Will you transcribe all the entries word for word, skipping the pictures they hold?

> _Extracted data_:
------------------------------
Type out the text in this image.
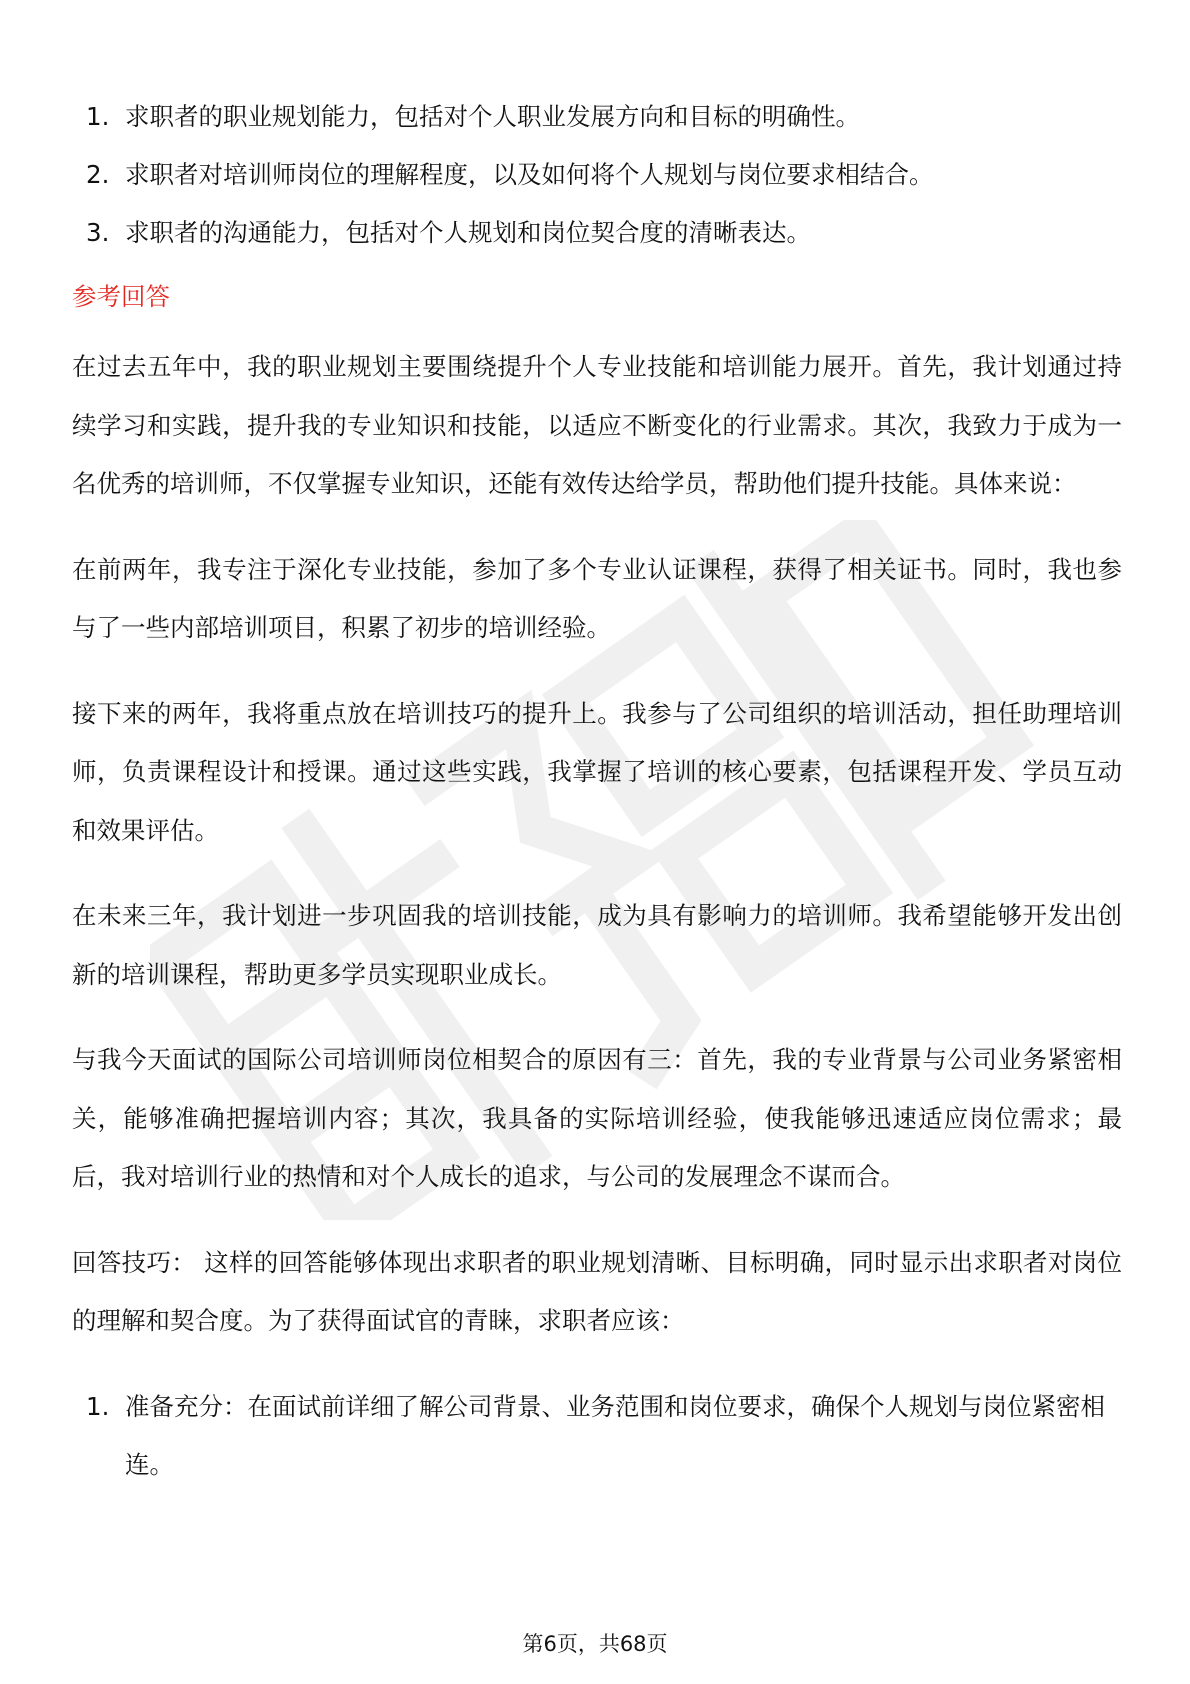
1. 求职者的职业规划能力，包括对个人职业发展方向和目标的明确性。
2. 求职者对培训师岗位的理解程度，以及如何将个人规划与岗位要求相结合。
3. 求职者的沟通能力，包括对个人规划和岗位契合度的清晰表达。
参考回答

在过去五年中，我的职业规划主要围绕提升个人专业技能和培训能力展开。首先，我计划通过持续学习和实践，提升我的专业知识和技能，以适应不断变化的行业需求。其次，我致力于成为一名优秀的培训师，不仅掌握专业知识，还能有效传达给学员，帮助他们提升技能。具体来说：

在前两年，我专注于深化专业技能，参加了多个专业认证课程，获得了相关证书。同时，我也参与了一些内部培训项目，积累了初步的培训经验。

接下来的两年，我将重点放在培训技巧的提升上。我参与了公司组织的培训活动，担任助理培训师，负责课程设计和授课。通过这些实践，我掌握了培训的核心要素，包括课程开发、学员互动和效果评估。

在未来三年，我计划进一步巩固我的培训技能，成为具有影响力的培训师。我希望能够开发出创新的培训课程，帮助更多学员实现职业成长。

与我今天面试的国际公司培训师岗位相契合的原因有三：首先，我的专业背景与公司业务紧密相关，能够准确把握培训内容；其次，我具备的实际培训经验，使我能够迅速适应岗位需求；最后，我对培训行业的热情和对个人成长的追求，与公司的发展理念不谋而合。

回答技巧： 这样的回答能够体现出求职者的职业规划清晰、目标明确，同时显示出求职者对岗位的理解和契合度。为了获得面试官的青睐，求职者应该：

1. 准备充分：在面试前详细了解公司背景、业务范围和岗位要求，确保个人规划与岗位紧密相连。
第6页，共68页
------------------------------
> _Right answer_:
Type out the text in this image.
1. 求职者的职业规划能力，包括对个人职业发展方向和目标的明确性。
2. 求职者对培训师岗位的理解程度，以及如何将个人规划与岗位要求相结合。
3. 求职者的沟通能力，包括对个人规划和岗位契合度的清晰表达。
参考回答

在过去五年中，我的职业规划主要围绕提升个人专业技能和培训能力展开。首先，我计划通过持续学习和实践，提升我的专业知识和技能，以适应不断变化的行业需求。其次，我致力于成为一名优秀的培训师，不仅掌握专业知识，还能有效传达给学员，帮助他们提升技能。具体来说：

在前两年，我专注于深化专业技能，参加了多个专业认证课程，获得了相关证书。同时，我也参与了一些内部培训项目，积累了初步的培训经验。

接下来的两年，我将重点放在培训技巧的提升上。我参与了公司组织的培训活动，担任助理培训师，负责课程设计和授课。通过这些实践，我掌握了培训的核心要素，包括课程开发、学员互动和效果评估。

在未来三年，我计划进一步巩固我的培训技能，成为具有影响力的培训师。我希望能够开发出创新的培训课程，帮助更多学员实现职业成长。

与我今天面试的国际公司培训师岗位相契合的原因有三：首先，我的专业背景与公司业务紧密相关，能够准确把握培训内容；其次，我具备的实际培训经验，使我能够迅速适应岗位需求；最后，我对培训行业的热情和对个人成长的追求，与公司的发展理念不谋而合。

回答技巧： 这样的回答能够体现出求职者的职业规划清晰、目标明确，同时显示出求职者对岗位的理解和契合度。为了获得面试官的青睐，求职者应该：

1. 准备充分：在面试前详细了解公司背景、业务范围和岗位要求，确保个人规划与岗位紧密相连。
第6页，共68页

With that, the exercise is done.